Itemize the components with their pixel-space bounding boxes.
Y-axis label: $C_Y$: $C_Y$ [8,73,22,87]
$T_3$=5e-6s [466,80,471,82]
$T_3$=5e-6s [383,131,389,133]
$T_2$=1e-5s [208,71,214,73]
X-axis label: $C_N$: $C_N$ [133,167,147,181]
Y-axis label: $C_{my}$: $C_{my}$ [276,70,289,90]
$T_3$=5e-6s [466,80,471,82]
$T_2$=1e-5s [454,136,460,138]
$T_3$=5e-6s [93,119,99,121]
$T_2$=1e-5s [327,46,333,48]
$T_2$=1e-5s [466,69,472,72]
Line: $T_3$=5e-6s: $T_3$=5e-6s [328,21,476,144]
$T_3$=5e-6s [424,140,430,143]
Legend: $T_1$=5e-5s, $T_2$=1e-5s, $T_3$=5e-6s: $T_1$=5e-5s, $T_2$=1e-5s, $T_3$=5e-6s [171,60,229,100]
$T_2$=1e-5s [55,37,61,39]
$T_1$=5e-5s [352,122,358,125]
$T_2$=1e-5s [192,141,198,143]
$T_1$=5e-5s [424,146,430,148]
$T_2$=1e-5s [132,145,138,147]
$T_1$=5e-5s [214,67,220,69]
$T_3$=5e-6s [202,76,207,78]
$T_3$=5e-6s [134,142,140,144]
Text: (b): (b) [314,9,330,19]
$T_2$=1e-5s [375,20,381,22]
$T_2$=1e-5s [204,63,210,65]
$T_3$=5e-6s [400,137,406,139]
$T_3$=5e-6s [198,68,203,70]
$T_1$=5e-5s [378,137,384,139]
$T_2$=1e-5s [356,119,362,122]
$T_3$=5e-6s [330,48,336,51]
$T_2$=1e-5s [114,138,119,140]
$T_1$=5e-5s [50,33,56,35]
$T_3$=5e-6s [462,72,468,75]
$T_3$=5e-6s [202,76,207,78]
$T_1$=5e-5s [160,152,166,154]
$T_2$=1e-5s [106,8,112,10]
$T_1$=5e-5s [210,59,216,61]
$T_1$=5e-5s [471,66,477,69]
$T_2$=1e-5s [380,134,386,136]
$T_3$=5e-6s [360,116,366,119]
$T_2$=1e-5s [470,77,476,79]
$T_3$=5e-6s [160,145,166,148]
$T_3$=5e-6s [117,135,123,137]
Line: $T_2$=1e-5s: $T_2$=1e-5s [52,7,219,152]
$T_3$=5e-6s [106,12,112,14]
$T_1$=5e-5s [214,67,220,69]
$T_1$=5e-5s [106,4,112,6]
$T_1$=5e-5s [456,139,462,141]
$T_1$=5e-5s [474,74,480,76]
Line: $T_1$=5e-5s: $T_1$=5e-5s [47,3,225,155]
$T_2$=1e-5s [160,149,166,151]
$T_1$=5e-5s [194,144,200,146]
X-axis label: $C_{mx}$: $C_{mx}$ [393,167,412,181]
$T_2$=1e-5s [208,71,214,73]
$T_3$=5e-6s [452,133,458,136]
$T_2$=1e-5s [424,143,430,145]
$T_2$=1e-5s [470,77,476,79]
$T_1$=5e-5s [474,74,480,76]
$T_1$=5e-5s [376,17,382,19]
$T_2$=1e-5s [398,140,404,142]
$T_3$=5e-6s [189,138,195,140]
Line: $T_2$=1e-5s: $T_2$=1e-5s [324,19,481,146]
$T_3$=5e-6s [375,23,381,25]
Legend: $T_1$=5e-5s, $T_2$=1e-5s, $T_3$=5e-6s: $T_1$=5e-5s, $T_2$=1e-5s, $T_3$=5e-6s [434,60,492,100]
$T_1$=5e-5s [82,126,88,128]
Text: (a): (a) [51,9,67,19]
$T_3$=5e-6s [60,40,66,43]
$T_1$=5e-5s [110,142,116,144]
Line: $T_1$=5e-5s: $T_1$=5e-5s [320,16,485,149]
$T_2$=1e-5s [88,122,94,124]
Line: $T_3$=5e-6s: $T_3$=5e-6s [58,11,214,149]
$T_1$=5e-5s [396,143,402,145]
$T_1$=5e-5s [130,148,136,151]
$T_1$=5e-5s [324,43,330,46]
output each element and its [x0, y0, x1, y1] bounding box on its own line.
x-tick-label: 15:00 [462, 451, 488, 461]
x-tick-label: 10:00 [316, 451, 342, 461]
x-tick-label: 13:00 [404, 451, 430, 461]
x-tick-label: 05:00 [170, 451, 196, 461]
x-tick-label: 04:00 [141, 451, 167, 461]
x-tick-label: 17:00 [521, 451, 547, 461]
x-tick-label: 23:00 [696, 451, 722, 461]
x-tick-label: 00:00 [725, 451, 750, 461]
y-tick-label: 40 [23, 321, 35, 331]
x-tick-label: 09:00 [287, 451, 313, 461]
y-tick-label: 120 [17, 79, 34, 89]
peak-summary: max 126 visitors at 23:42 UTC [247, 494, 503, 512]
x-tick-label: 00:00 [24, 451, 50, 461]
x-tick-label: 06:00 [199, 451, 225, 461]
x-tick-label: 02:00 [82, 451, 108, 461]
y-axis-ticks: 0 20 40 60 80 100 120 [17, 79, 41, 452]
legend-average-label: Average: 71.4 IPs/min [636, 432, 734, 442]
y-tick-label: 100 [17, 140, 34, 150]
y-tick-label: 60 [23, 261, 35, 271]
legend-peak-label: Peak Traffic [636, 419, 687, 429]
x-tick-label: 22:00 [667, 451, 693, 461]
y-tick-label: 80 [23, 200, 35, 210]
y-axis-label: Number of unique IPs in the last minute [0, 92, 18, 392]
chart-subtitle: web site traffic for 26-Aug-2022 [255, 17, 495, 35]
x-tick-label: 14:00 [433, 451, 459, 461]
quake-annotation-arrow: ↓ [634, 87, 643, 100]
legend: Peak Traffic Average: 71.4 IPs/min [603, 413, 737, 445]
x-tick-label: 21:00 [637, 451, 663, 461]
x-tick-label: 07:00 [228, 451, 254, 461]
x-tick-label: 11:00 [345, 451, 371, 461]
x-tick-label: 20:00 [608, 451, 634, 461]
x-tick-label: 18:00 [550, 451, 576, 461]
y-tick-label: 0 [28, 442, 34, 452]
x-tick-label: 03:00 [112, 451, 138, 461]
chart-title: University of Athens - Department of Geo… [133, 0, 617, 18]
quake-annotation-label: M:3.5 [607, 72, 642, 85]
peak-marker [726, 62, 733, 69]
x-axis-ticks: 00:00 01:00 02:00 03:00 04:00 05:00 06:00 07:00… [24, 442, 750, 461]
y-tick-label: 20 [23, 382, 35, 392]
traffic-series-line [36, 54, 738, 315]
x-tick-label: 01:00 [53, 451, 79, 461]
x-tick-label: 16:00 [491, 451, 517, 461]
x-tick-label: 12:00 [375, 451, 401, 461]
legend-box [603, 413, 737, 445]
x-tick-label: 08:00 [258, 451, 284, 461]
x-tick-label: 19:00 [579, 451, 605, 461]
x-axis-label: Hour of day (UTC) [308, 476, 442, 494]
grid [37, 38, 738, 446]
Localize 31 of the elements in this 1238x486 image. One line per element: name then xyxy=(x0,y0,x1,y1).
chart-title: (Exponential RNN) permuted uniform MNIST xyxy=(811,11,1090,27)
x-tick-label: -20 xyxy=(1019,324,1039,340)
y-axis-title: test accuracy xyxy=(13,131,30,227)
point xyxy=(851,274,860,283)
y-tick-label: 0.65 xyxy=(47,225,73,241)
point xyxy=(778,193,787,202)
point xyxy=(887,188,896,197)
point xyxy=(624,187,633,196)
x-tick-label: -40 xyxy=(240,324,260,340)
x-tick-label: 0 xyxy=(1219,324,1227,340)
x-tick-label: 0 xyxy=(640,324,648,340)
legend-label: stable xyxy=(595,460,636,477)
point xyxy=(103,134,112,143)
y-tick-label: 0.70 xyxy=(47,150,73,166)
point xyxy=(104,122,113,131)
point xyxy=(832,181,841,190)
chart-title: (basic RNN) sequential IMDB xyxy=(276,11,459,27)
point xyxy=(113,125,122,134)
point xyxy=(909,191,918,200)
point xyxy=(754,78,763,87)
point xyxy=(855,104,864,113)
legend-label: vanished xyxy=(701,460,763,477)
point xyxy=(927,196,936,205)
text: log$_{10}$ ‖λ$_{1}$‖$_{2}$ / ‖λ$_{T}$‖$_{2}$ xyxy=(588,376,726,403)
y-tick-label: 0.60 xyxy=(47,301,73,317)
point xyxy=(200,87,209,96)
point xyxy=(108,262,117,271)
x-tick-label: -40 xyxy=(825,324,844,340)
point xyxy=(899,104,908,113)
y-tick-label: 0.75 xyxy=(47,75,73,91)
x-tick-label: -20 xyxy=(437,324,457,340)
------------------------------------
== What the task requires ==
Extract every line of the records above that contains the string "bounding", matching case exactly, and copy each such line in full.

== Final result ==
Itemize the components with their pixel-space bounding boxes.
output each element and its [x0, y0, x1, y1] bounding box on its own line.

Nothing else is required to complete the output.